:: Brief ::
All entries below are to be set down again, identical to the source.

:: The data ::

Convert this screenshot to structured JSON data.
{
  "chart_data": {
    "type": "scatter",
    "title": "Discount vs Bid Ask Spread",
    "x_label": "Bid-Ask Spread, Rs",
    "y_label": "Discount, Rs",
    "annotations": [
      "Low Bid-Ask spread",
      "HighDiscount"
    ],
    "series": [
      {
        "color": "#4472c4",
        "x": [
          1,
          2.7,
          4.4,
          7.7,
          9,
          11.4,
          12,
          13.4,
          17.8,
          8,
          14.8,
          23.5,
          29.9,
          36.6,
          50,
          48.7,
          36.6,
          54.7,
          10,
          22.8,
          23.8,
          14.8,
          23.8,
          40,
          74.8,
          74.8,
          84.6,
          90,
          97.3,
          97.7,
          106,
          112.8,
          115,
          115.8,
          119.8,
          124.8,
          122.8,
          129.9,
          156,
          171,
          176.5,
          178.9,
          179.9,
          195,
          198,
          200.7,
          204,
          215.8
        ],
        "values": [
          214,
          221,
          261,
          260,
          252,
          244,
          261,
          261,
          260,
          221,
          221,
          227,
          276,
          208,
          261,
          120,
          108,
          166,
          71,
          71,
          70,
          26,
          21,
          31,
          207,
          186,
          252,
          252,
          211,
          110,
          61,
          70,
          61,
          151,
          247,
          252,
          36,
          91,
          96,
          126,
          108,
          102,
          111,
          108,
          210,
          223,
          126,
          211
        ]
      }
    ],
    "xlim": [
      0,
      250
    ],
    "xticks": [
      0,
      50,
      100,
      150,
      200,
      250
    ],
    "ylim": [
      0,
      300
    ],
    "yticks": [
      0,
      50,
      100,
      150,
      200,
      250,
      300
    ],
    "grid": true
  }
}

:: The response ::
Convert this screenshot to structured JSON data.
{
  "chart_data": {
    "type": "scatter",
    "title": "Discount vs Bid Ask Spread",
    "x_label": "Bid-Ask Spread, Rs",
    "y_label": "Discount, Rs",
    "annotations": [
      "Low Bid-Ask spread",
      "HighDiscount"
    ],
    "series": [
      {
        "color": "#4472c4",
        "x": [
          1,
          2.7,
          4.4,
          7.7,
          9,
          11.4,
          12,
          13.4,
          17.8,
          8,
          14.8,
          23.5,
          29.9,
          36.6,
          50,
          48.7,
          36.6,
          54.7,
          10,
          22.8,
          23.8,
          14.8,
          23.8,
          40,
          74.8,
          74.8,
          84.6,
          90,
          97.3,
          97.7,
          106,
          112.8,
          115,
          115.8,
          119.8,
          124.8,
          122.8,
          129.9,
          156,
          171,
          176.5,
          178.9,
          179.9,
          195,
          198,
          200.7,
          204,
          215.8
        ],
        "values": [
          214,
          221,
          261,
          260,
          252,
          244,
          261,
          261,
          260,
          221,
          221,
          227,
          276,
          208,
          261,
          120,
          108,
          166,
          71,
          71,
          70,
          26,
          21,
          31,
          207,
          186,
          252,
          252,
          211,
          110,
          61,
          70,
          61,
          151,
          247,
          252,
          36,
          91,
          96,
          126,
          108,
          102,
          111,
          108,
          210,
          223,
          126,
          211
        ]
      }
    ],
    "xlim": [
      0,
      250
    ],
    "xticks": [
      0,
      50,
      100,
      150,
      200,
      250
    ],
    "ylim": [
      0,
      300
    ],
    "yticks": [
      0,
      50,
      100,
      150,
      200,
      250,
      300
    ],
    "grid": true
  }
}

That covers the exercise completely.